◆ Quoted passage
It is important to differentiate acute coronary syndrome from other causes of troponin elevation in the setting of acute illness.87 Cardiology consultation is recommended when there are findings of myocardial ischemia (ie, angina, ST-segment changes on electrocardiogram, and/or regional wall motion abnormalities on echocardiogram) in the setting of myocardial injury, new or worsening heart failure, and arrhythmias. Treatment of the underlying disease and supportive care are recommended for myocardial injury in the absence of acute coronary syndrome.101 In patients with ST-segment elevation, a multidisciplinary evaluation should guide the decision for coronary angiography,102 taking into account the severity of illness and the potential benefit from coronary revascularization.103 No specific medical therapy is recommended for acute myocarditis, and routine endomyocardial biopsy is discouraged because it is unlikely to change management, and there are associated risks.104

Hepatic Dysfunction

Mild to moderate elevations in serum aminotransferase and bilirubin levels are common in hospitalized or critically ill patients with severe COVID-19.58 , 105 Although liver enzyme abnormalities are more common in severe disease, patients seldom develop acute liver failure or obvious intrahepatic cholestasis.52 , 106 Supportive care and avoidance of hepatotoxic drugs in patients with COVID-19 are recommended. Liver damage from virally induced cytotoxic T cells and dysregulation of the innate immune response has been proposed as the mechanism for liver enzyme elevation rather than viral hepatitis.107

Renal Dysfunction

Elevation of serum creatinine levels is frequent in patients with COVID-19 and is likely due to hypovolemia from poor oral intake, fever, and diarrhea.108 Elevated serum creatinine and blood urea nitrogen levels were reported in 15% of patients, and acute kidney injury (AKI) was reported in 1% to 15% of hospitalized patients and in 20% of critically ill patients.39 , 108 Proteinuria and hematuria were common.109 Acute kidney injury occurs 13 to 20 days after hospital admission and is associated with in-hospital mortality.55 , 109 , 110 Adequate assessment and monitoring of fluid status is, therefore, essential in all patients with COVID-19. Of those who develop AKI, approximately 1% to 5% may require renal replacement therapy.94 , 105 Autopsies of 6 patients with COVID-19 found severe acute tubular necrosis.111 Acute tubular necrosis is likely secondary to shock, hypotension, and/or hypovolemia, although direct tubular injury from the virus has been hypothesized.111 , 112 Angiotensin II pathway activation and coagulopathy leading to microvascular thrombosis are also likely contributors to AKI.113 , 114 Renal abnormalities often resolve within 3 weeks after onset of symptoms. Severity of pneumonia was correlated with lower odds of AKI recovery.110

Coagulopathy

COVID-19 has been associated with coagulopathy leading to microvascular thrombosis and consumption of coagulation factors often meeting the criteria for disseminated intravascular coagulation.54 , 115 , 116 Higher D-dimer levels have been observed in patients admitted to the ICU75 , 79 , 91 , 117 and in nonsurvivors.91 , 95 Additional features in some patients include prolonged prothrombin time and thrombocytopenia.118 COVID-19–associated coagulopathy has been associated with disease severity and mortality.93 , 119

The International Society of Thrombosis and Haemostasis recommends that all patients with COVID-19 undergo measurement of D-dimer level, prothrombin time, and platelet count for risk stratification and prognostic considerations.120 Fibrinogen and soluble fibrin monomer complex levels provide additional information on the potential for coagulopathy. Despite abnormal coagulation parameters, bleeding has not typically been described in COVID-19.54 If there is active bleeding, it is reasonable to consider transfusion of platelets (for counts <50,000×103/μL [to convert to ×109/L, multiply by 1]), fresh frozen plasma (if the international normalized ratio is >1.5-1.8), or cryoprecipitate (if the fibrinogen level is <51-68 mg/dL [to convert to g/L, multiply by 0.01]).

◆ Exercise details
Answer these questions from the passage on COVID-19 complications above:
(a) In what share of critically ill patients was acute kidney injury reported?
(b) Which organization recommends that all patients with COVID-19 have D-dimer level, prothrombin time, and platelet count measured?
(c) Why is routine endomyocardial biopsy discouraged for acute myocarditis?

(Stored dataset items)

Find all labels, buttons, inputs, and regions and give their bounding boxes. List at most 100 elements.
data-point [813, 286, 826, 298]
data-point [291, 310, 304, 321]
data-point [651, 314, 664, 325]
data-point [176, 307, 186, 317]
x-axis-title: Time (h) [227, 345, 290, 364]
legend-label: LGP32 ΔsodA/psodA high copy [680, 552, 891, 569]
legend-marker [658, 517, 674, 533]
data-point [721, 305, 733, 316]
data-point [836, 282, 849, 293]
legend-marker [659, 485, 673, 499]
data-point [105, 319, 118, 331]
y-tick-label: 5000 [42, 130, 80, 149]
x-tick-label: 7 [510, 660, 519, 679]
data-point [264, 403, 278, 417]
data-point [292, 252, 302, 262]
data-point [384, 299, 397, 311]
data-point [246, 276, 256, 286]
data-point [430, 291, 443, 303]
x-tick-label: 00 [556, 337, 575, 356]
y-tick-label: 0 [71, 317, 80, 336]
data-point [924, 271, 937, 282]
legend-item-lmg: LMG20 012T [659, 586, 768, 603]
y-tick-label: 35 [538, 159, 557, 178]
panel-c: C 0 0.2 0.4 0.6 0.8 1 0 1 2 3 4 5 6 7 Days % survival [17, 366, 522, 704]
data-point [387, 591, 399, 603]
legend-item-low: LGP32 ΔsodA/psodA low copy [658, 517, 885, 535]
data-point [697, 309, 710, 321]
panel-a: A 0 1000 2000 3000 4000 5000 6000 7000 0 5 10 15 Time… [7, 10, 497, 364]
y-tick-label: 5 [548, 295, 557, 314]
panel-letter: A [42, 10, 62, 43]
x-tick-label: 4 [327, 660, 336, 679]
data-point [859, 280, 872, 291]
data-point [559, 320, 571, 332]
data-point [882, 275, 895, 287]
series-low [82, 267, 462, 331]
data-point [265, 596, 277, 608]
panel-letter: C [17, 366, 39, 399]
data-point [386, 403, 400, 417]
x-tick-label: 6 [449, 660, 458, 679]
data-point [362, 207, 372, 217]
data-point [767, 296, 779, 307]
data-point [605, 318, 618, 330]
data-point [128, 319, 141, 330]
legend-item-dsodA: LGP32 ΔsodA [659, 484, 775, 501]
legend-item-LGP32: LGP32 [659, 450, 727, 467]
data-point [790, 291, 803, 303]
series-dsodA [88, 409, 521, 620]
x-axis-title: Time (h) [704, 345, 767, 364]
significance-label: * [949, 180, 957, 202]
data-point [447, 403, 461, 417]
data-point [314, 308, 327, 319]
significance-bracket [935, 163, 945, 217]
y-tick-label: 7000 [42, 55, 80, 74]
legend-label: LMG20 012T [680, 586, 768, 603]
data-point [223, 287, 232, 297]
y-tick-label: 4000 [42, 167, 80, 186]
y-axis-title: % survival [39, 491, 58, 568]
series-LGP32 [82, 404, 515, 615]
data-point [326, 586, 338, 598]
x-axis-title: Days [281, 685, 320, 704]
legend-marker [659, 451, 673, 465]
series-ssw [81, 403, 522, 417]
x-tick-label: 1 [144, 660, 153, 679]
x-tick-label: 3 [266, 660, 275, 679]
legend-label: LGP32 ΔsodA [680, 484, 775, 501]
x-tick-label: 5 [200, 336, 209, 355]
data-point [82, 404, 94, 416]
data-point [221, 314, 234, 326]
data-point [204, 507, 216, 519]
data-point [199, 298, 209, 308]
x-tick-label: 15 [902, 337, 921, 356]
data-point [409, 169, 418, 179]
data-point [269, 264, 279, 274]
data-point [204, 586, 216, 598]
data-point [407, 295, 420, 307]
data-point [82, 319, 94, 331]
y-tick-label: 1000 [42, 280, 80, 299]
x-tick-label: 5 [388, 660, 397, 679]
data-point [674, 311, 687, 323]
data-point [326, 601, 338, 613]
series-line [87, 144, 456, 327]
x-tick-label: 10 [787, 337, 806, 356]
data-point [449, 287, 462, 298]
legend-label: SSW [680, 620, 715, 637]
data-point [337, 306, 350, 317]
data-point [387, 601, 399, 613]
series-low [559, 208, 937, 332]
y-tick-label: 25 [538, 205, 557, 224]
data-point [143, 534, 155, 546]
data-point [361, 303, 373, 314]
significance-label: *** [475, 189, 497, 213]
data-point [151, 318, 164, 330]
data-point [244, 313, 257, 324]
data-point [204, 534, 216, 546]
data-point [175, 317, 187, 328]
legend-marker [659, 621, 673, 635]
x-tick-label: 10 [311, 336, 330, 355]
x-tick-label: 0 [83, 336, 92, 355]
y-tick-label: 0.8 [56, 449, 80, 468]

◆ Answer to this problem
(a) 20%.
(b) The International Society of Thrombosis and Haemostasis.
(c) It is unlikely to change management, and there are associated risks.